For each line in the data below that holds "labels", return a copy.

═════ Material to process

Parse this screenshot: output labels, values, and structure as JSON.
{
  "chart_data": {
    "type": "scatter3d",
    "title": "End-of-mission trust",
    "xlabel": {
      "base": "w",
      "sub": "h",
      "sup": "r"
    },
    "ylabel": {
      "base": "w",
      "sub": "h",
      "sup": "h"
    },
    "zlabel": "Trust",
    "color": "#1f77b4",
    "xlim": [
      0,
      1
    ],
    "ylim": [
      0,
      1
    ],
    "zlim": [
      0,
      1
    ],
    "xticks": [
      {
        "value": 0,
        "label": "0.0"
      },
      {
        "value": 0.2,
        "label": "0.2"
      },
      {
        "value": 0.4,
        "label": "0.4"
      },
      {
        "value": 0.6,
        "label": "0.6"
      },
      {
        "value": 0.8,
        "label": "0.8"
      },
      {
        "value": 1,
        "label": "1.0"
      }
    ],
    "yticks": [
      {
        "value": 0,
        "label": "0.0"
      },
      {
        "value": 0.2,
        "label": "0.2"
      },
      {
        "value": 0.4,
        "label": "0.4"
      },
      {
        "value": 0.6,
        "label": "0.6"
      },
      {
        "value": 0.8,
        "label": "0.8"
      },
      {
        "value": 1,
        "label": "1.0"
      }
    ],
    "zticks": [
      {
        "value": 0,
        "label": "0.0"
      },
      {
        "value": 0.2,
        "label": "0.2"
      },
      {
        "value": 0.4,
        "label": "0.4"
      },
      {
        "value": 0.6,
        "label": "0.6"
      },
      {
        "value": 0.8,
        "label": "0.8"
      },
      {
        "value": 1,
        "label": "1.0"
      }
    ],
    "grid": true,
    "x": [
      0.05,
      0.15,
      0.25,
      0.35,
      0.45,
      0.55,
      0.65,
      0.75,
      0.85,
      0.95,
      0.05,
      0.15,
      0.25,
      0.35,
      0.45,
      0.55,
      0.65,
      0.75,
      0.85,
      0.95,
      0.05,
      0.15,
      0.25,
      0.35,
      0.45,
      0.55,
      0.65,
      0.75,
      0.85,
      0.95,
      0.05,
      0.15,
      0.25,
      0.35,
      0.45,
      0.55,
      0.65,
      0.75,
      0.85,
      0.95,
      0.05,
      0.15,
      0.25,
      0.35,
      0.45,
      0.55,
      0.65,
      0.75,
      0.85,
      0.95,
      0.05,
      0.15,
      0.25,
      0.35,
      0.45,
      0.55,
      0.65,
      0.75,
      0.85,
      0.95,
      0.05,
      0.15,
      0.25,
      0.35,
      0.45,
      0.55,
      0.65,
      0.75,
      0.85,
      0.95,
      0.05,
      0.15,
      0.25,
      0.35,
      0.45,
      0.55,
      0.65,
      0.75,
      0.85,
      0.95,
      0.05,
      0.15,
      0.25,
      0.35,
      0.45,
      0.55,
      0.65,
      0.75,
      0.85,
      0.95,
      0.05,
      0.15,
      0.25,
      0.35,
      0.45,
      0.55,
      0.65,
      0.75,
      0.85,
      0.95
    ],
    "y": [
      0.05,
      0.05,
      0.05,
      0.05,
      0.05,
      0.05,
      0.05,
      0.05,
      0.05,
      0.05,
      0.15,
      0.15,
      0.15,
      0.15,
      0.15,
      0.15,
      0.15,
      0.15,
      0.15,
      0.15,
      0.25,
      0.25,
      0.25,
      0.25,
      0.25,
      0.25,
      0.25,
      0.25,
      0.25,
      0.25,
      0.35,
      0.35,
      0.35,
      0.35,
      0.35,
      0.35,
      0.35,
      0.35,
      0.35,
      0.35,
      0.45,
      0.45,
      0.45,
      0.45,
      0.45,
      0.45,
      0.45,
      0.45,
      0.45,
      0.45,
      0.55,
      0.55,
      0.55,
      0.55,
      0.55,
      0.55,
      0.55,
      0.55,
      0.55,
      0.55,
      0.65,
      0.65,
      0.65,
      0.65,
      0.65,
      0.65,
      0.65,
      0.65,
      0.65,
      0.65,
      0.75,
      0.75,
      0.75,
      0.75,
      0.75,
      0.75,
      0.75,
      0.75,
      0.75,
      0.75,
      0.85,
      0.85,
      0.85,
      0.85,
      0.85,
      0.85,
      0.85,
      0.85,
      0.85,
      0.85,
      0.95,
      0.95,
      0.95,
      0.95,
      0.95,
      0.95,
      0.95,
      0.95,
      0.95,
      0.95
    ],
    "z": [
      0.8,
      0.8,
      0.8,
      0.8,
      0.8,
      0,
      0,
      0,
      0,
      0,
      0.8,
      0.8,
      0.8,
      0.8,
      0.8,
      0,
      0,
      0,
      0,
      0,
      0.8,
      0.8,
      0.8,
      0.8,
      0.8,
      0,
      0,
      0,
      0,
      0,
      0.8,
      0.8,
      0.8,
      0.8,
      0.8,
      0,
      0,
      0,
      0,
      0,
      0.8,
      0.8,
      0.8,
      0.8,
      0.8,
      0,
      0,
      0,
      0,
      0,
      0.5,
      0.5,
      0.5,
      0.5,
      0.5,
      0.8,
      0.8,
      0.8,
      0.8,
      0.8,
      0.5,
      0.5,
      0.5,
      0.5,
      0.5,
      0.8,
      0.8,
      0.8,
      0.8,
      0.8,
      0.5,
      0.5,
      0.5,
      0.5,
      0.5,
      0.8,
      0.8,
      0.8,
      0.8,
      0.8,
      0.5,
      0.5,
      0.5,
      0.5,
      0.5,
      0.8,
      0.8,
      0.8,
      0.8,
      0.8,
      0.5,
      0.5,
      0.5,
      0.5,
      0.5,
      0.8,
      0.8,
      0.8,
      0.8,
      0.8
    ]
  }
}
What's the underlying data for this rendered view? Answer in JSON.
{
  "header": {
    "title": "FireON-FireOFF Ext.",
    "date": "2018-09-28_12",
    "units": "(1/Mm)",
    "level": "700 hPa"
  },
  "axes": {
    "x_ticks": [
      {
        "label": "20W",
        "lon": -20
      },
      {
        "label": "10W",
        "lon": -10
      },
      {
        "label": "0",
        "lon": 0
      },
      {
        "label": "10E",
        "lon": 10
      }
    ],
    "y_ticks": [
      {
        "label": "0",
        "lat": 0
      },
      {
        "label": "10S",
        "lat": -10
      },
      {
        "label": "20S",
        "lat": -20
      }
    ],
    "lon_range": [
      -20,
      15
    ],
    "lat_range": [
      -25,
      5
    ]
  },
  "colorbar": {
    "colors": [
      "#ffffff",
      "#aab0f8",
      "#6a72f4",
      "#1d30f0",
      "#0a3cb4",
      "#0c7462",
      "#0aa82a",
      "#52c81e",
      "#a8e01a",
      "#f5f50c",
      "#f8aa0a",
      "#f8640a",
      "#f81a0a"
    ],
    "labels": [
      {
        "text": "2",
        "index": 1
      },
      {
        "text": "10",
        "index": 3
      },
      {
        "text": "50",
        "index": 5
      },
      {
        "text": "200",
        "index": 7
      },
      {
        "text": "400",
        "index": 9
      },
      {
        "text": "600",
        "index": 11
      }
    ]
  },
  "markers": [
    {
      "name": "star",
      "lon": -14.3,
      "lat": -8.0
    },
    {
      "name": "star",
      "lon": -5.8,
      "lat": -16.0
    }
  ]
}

══════════

Output for this task:
Parse this screenshot: output labels, values, and structure as JSON.
    "labels": [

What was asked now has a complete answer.